Please copy all of the following items word for word, leaving the pictures out of your answer.

## BEGIN GIVEN DATA

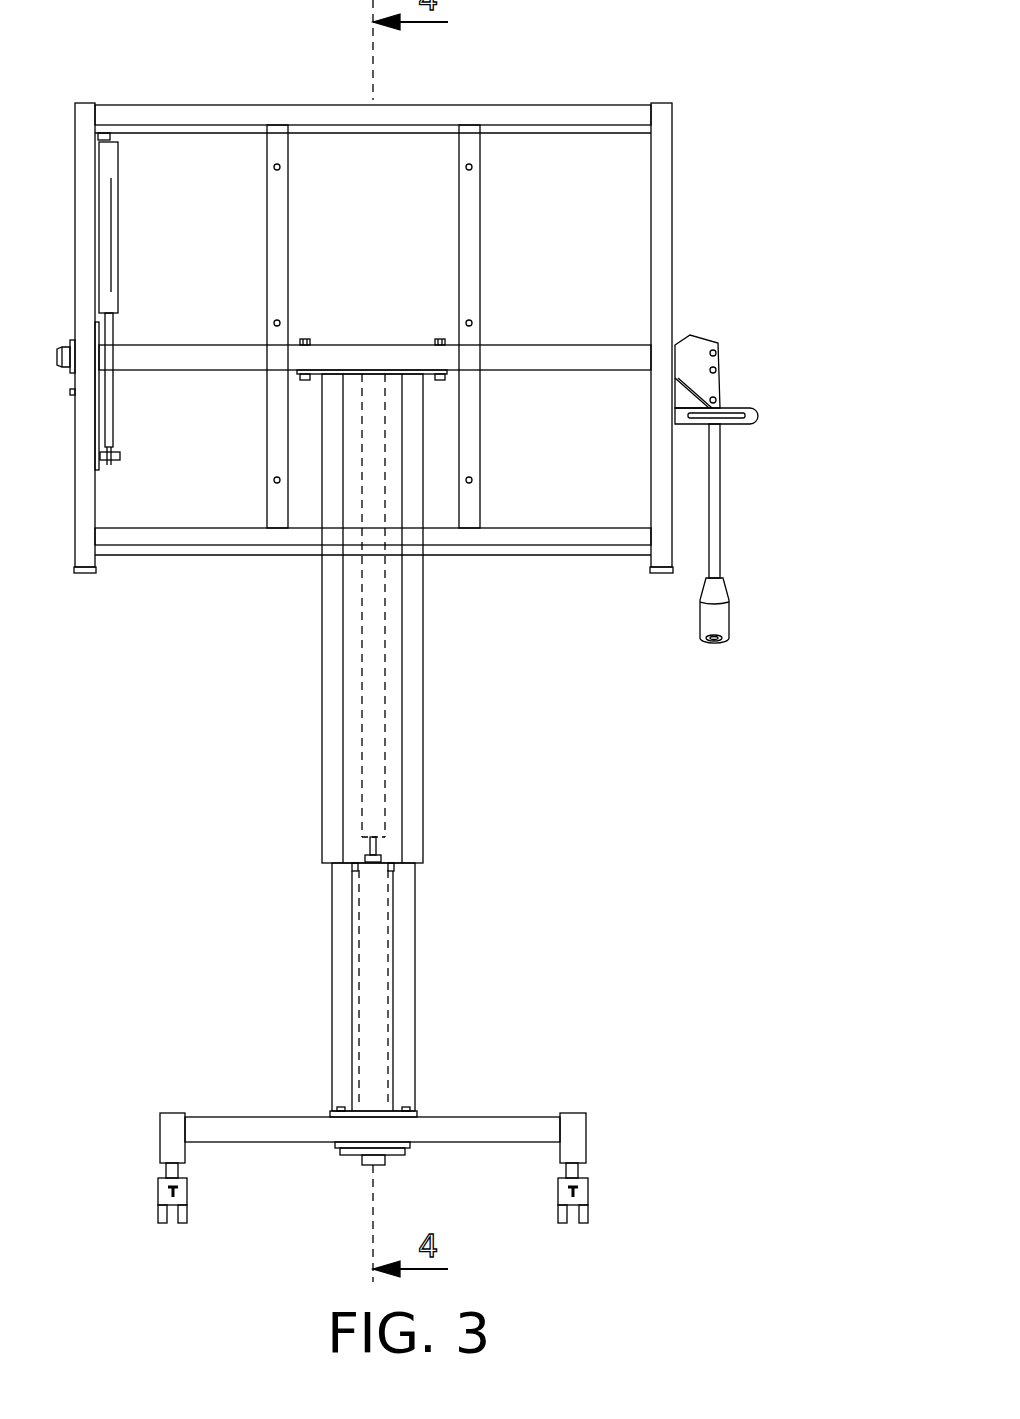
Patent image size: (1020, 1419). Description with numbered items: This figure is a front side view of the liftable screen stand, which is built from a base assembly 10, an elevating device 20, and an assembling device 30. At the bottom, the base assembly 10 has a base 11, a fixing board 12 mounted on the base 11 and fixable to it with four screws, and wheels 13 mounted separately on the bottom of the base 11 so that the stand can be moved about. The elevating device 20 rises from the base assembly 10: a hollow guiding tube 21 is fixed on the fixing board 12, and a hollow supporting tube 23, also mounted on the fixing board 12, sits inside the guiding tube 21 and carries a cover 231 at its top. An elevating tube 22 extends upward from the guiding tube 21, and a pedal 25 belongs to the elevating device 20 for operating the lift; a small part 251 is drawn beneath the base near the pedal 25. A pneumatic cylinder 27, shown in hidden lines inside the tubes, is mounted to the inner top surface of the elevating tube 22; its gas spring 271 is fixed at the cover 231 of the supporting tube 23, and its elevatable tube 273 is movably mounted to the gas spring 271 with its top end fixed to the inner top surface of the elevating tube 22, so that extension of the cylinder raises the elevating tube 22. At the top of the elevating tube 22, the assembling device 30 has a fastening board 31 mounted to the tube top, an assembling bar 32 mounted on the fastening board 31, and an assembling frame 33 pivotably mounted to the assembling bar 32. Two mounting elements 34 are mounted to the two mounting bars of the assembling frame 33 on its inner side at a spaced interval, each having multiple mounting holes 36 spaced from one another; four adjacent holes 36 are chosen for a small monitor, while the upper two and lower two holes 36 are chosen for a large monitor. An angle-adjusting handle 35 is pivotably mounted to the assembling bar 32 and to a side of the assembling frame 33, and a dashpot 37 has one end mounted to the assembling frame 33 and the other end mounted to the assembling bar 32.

The base assembly 10 is at (238, 1100).
The base 11 is at (510, 1128).
The fixing board 12 is at (378, 1117).
The wheels 13 is at (583, 1212).
The elevating device 20 is at (300, 788).
The guiding tube 21 is at (400, 978).
The elevating tube 22 is at (413, 780).
The supporting tube 23 is at (370, 918).
The cover 231 is at (385, 858).
The pedal 25 is at (405, 1160).
The bearing seat 251 is at (355, 1152).
The pneumatic cylinder 27 is at (352, 679).
The gas spring 271 is at (365, 851).
The elevatable tube 273 is at (373, 627).
The assembling device 30 is at (571, 92).
The fastening board 31 is at (384, 372).
The assembling bar 32 is at (540, 355).
The assembling frame 33 is at (662, 225).
The mounting elements 34 is at (468, 222).
The angle-adjusting handle 35 is at (718, 620).
The mounting holes 36 is at (468, 168).
The dashpot 37 is at (107, 233).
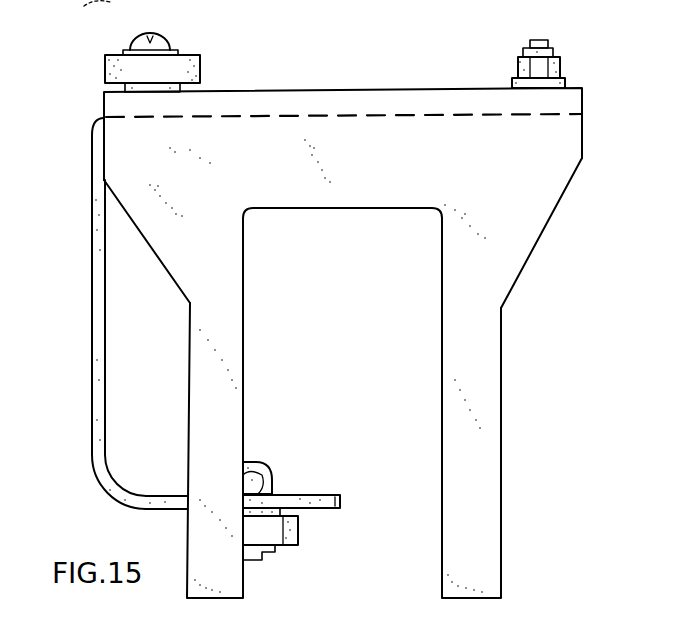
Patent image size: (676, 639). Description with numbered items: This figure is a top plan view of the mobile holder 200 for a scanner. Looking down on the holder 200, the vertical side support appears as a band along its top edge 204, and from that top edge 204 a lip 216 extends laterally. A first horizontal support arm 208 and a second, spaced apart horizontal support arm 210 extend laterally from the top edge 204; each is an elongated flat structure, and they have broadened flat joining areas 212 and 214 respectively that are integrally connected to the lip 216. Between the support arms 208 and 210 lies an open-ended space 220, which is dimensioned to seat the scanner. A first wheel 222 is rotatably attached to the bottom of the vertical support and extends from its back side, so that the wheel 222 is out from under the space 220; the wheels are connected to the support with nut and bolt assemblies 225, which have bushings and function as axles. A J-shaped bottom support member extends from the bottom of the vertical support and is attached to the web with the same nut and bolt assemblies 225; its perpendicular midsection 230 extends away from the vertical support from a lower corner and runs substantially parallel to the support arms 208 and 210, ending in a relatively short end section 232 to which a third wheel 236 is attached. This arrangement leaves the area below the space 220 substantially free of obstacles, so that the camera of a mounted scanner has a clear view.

The holder 200 is at (374, 323).
The top edge 204 is at (460, 56).
The first horizontal support arm 208 is at (228, 401).
The second horizontal support arm 210 is at (478, 494).
The broadened flat joining area 212 is at (213, 130).
The broadened flat joining area 214 is at (538, 146).
The lip 216 is at (340, 142).
The open-ended space 220 is at (348, 271).
The first wheel 222 is at (200, 58).
The nut and bolt assemblies 225 is at (152, 44).
The perpendicular midsection 230 is at (96, 335).
The end section 232 is at (340, 500).
The third wheel 236 is at (298, 533).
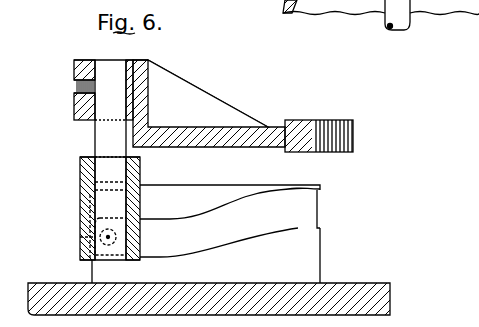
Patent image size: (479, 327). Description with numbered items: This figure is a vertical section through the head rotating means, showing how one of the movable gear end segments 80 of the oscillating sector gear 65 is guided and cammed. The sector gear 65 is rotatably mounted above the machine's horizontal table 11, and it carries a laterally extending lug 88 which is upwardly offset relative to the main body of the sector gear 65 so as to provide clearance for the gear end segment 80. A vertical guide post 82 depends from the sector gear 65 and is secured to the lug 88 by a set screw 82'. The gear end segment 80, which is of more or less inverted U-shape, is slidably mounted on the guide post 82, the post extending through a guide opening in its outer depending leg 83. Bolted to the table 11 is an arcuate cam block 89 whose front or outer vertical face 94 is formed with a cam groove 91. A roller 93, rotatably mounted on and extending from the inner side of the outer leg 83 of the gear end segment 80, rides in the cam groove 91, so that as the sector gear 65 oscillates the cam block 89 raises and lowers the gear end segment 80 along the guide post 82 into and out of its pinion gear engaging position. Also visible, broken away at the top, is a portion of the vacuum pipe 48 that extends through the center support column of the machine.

The horizontal table 11 is at (360, 285).
The pipe 48 is at (410, 20).
The oscillating sector gear 65 is at (275, 127).
The gear end segment 80 is at (80, 172).
The vertical guide post 82 is at (86, 160).
The set screw 82' is at (66, 78).
The outer depending leg 83 is at (82, 239).
The laterally extending lug 88 is at (77, 106).
The cam block 89 is at (225, 185).
The cam groove 91 is at (298, 228).
The roller 93 is at (82, 210).
The outer vertical face 94 is at (313, 248).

## END GIVEN DATA

EXERCISE RESPONSE ▸
Patent image size: (1020, 1419). Description with numbered items: This figure is a front side view of the liftable screen stand, which is built from a base assembly 10, an elevating device 20, and an assembling device 30. At the bottom, the base assembly 10 has a base 11, a fixing board 12 mounted on the base 11 and fixable to it with four screws, and wheels 13 mounted separately on the bottom of the base 11 so that the stand can be moved about. The elevating device 20 rises from the base assembly 10: a hollow guiding tube 21 is fixed on the fixing board 12, and a hollow supporting tube 23, also mounted on the fixing board 12, sits inside the guiding tube 21 and carries a cover 231 at its top. An elevating tube 22 extends upward from the guiding tube 21, and a pedal 25 belongs to the elevating device 20 for operating the lift; a small part 251 is drawn beneath the base near the pedal 25. A pneumatic cylinder 27, shown in hidden lines inside the tubes, is mounted to the inner top surface of the elevating tube 22; its gas spring 271 is fixed at the cover 231 of the supporting tube 23, and its elevatable tube 273 is movably mounted to the gas spring 271 with its top end fixed to the inner top surface of the elevating tube 22, so that extension of the cylinder raises the elevating tube 22. At the top of the elevating tube 22, the assembling device 30 has a fastening board 31 mounted to the tube top, an assembling bar 32 mounted on the fastening board 31, and an assembling frame 33 pivotably mounted to the assembling bar 32. Two mounting elements 34 are mounted to the two mounting bars of the assembling frame 33 on its inner side at a spaced interval, each having multiple mounting holes 36 spaced from one another; four adjacent holes 36 are chosen for a small monitor, while the upper two and lower two holes 36 are chosen for a large monitor. An angle-adjusting handle 35 is pivotably mounted to the assembling bar 32 and to a side of the assembling frame 33, and a dashpot 37 has one end mounted to the assembling frame 33 and the other end mounted to the assembling bar 32.

The base assembly 10 is at (238, 1100).
The base 11 is at (510, 1128).
The fixing board 12 is at (378, 1117).
The wheels 13 is at (583, 1212).
The elevating device 20 is at (300, 788).
The guiding tube 21 is at (400, 978).
The elevating tube 22 is at (413, 780).
The supporting tube 23 is at (370, 918).
The cover 231 is at (385, 858).
The pedal 25 is at (405, 1160).
The bearing seat 251 is at (355, 1152).
The pneumatic cylinder 27 is at (352, 679).
The gas spring 271 is at (365, 851).
The elevatable tube 273 is at (373, 627).
The assembling device 30 is at (571, 92).
The fastening board 31 is at (384, 372).
The assembling bar 32 is at (540, 355).
The assembling frame 33 is at (662, 225).
The mounting elements 34 is at (468, 222).
The angle-adjusting handle 35 is at (718, 620).
The mounting holes 36 is at (468, 168).
The dashpot 37 is at (107, 233).
Patent image size: (676, 639). Description with numbered items: This figure is a top plan view of the mobile holder 200 for a scanner. Looking down on the holder 200, the vertical side support appears as a band along its top edge 204, and from that top edge 204 a lip 216 extends laterally. A first horizontal support arm 208 and a second, spaced apart horizontal support arm 210 extend laterally from the top edge 204; each is an elongated flat structure, and they have broadened flat joining areas 212 and 214 respectively that are integrally connected to the lip 216. Between the support arms 208 and 210 lies an open-ended space 220, which is dimensioned to seat the scanner. A first wheel 222 is rotatably attached to the bottom of the vertical support and extends from its back side, so that the wheel 222 is out from under the space 220; the wheels are connected to the support with nut and bolt assemblies 225, which have bushings and function as axles. A J-shaped bottom support member extends from the bottom of the vertical support and is attached to the web with the same nut and bolt assemblies 225; its perpendicular midsection 230 extends away from the vertical support from a lower corner and runs substantially parallel to the support arms 208 and 210, ending in a relatively short end section 232 to which a third wheel 236 is attached. This arrangement leaves the area below the space 220 substantially free of obstacles, so that the camera of a mounted scanner has a clear view.

The holder 200 is at (374, 323).
The top edge 204 is at (460, 56).
The first horizontal support arm 208 is at (228, 401).
The second horizontal support arm 210 is at (478, 494).
The broadened flat joining area 212 is at (213, 130).
The broadened flat joining area 214 is at (538, 146).
The lip 216 is at (340, 142).
The open-ended space 220 is at (348, 271).
The first wheel 222 is at (200, 58).
The nut and bolt assemblies 225 is at (152, 44).
The perpendicular midsection 230 is at (96, 335).
The end section 232 is at (340, 500).
The third wheel 236 is at (298, 533).
Patent image size: (479, 327). Description with numbered items: This figure is a vertical section through the head rotating means, showing how one of the movable gear end segments 80 of the oscillating sector gear 65 is guided and cammed. The sector gear 65 is rotatably mounted above the machine's horizontal table 11, and it carries a laterally extending lug 88 which is upwardly offset relative to the main body of the sector gear 65 so as to provide clearance for the gear end segment 80. A vertical guide post 82 depends from the sector gear 65 and is secured to the lug 88 by a set screw 82'. The gear end segment 80, which is of more or less inverted U-shape, is slidably mounted on the guide post 82, the post extending through a guide opening in its outer depending leg 83. Bolted to the table 11 is an arcuate cam block 89 whose front or outer vertical face 94 is formed with a cam groove 91. A roller 93, rotatably mounted on and extending from the inner side of the outer leg 83 of the gear end segment 80, rides in the cam groove 91, so that as the sector gear 65 oscillates the cam block 89 raises and lowers the gear end segment 80 along the guide post 82 into and out of its pinion gear engaging position. Also visible, broken away at the top, is a portion of the vacuum pipe 48 that extends through the center support column of the machine.

The horizontal table 11 is at (360, 285).
The pipe 48 is at (410, 20).
The oscillating sector gear 65 is at (275, 127).
The gear end segment 80 is at (80, 172).
The vertical guide post 82 is at (86, 160).
The set screw 82' is at (66, 78).
The outer depending leg 83 is at (82, 239).
The laterally extending lug 88 is at (77, 106).
The cam block 89 is at (225, 185).
The cam groove 91 is at (298, 228).
The roller 93 is at (82, 210).
The outer vertical face 94 is at (313, 248).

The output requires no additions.